• Exercise goal:
Skip the pictures and extract all of the lines exactly as written.

-------

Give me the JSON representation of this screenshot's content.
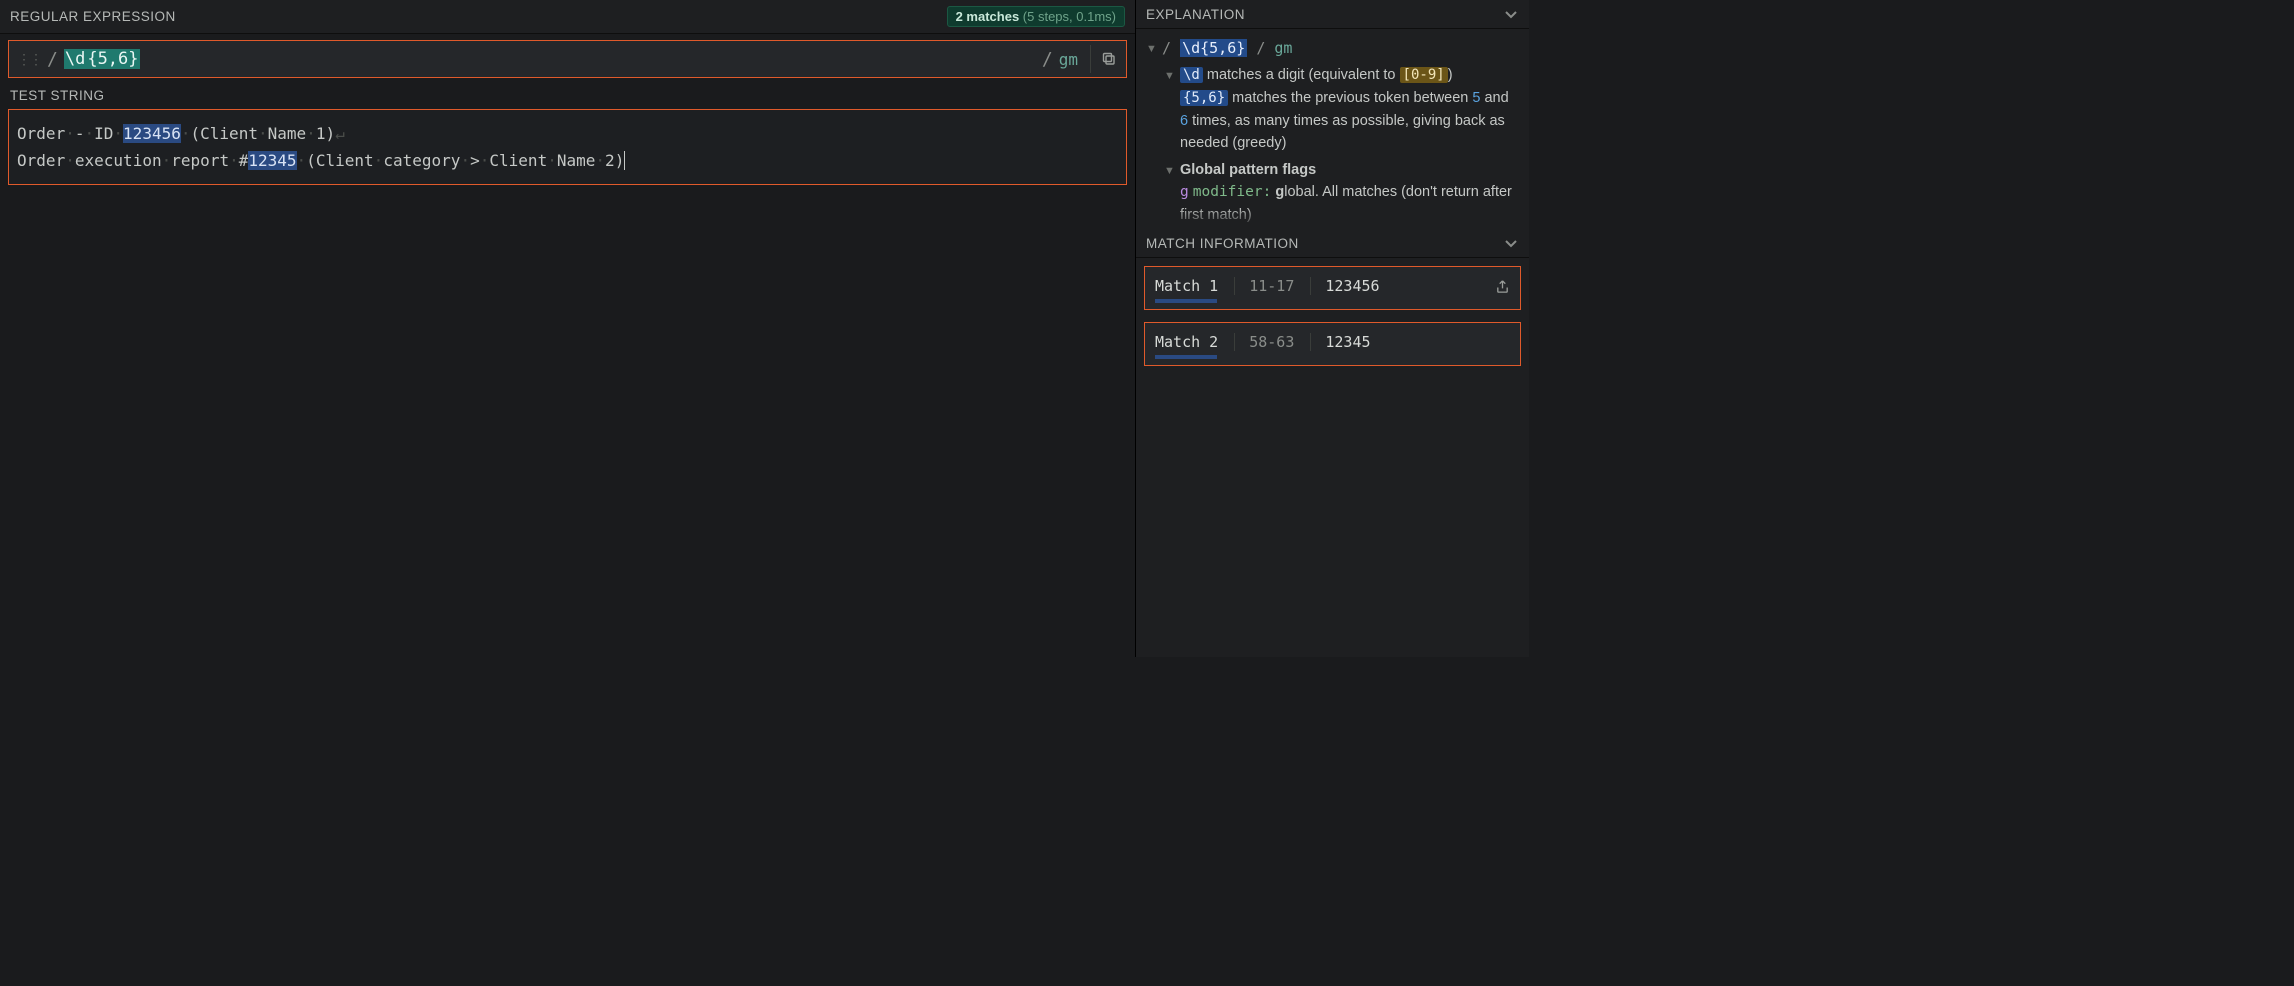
{
  "header": {
    "regex_section_title": "REGULAR EXPRESSION",
    "match_count_bold": "2 matches",
    "match_count_detail": "(5 steps, 0.1ms)"
  },
  "regex": {
    "open_delim": "/",
    "pattern_escape": "\\d",
    "pattern_quant": "{5,6}",
    "close_delim": "/",
    "flags": "gm"
  },
  "test": {
    "section_title": "TEST STRING",
    "line1_pre": "Order - ID ",
    "line1_match": "123456",
    "line1_post": " (Client Name 1)",
    "line2_pre": "Order execution report #",
    "line2_match": "12345",
    "line2_post": " (Client category > Client Name 2)"
  },
  "explanation": {
    "section_title": "EXPLANATION",
    "hdr_open": "/",
    "hdr_pattern": "\\d{5,6}",
    "hdr_close": "/",
    "hdr_flags": "gm",
    "d_token": "\\d",
    "d_text_a": " matches a digit (equivalent to ",
    "d_range": "[0-9]",
    "d_text_b": ")",
    "q_token": "{5,6}",
    "q_text_a": " matches the previous token between ",
    "q_num1": "5",
    "q_text_b": " and ",
    "q_num2": "6",
    "q_text_c": " times, as many times as possible, giving back as needed (greedy)",
    "flags_header": "Global pattern flags",
    "g_flag": "g",
    "g_mod": "modifier:",
    "g_text_a": " ",
    "g_bold": "g",
    "g_text_b": "lobal. All matches (don't return after first match)"
  },
  "match_info": {
    "section_title": "MATCH INFORMATION",
    "matches": [
      {
        "label": "Match 1",
        "range": "11-17",
        "value": "123456"
      },
      {
        "label": "Match 2",
        "range": "58-63",
        "value": "12345"
      }
    ]
  }
}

-------

• Solution for this task:
Give me the JSON representation of this screenshot's content.
{
  "header": {
    "regex_section_title": "REGULAR EXPRESSION",
    "match_count_bold": "2 matches",
    "match_count_detail": "(5 steps, 0.1ms)"
  },
  "regex": {
    "open_delim": "/",
    "pattern_escape": "\\d",
    "pattern_quant": "{5,6}",
    "close_delim": "/",
    "flags": "gm"
  },
  "test": {
    "section_title": "TEST STRING",
    "line1_pre": "Order - ID ",
    "line1_match": "123456",
    "line1_post": " (Client Name 1)",
    "line2_pre": "Order execution report #",
    "line2_match": "12345",
    "line2_post": " (Client category > Client Name 2)"
  },
  "explanation": {
    "section_title": "EXPLANATION",
    "hdr_open": "/",
    "hdr_pattern": "\\d{5,6}",
    "hdr_close": "/",
    "hdr_flags": "gm",
    "d_token": "\\d",
    "d_text_a": " matches a digit (equivalent to ",
    "d_range": "[0-9]",
    "d_text_b": ")",
    "q_token": "{5,6}",
    "q_text_a": " matches the previous token between ",
    "q_num1": "5",
    "q_text_b": " and ",
    "q_num2": "6",
    "q_text_c": " times, as many times as possible, giving back as needed (greedy)",
    "flags_header": "Global pattern flags",
    "g_flag": "g",
    "g_mod": "modifier:",
    "g_text_a": " ",
    "g_bold": "g",
    "g_text_b": "lobal. All matches (don't return after first match)"
  },
  "match_info": {
    "section_title": "MATCH INFORMATION",
    "matches": [
      {
        "label": "Match 1",
        "range": "11-17",
        "value": "123456"
      },
      {
        "label": "Match 2",
        "range": "58-63",
        "value": "12345"
      }
    ]
  }
}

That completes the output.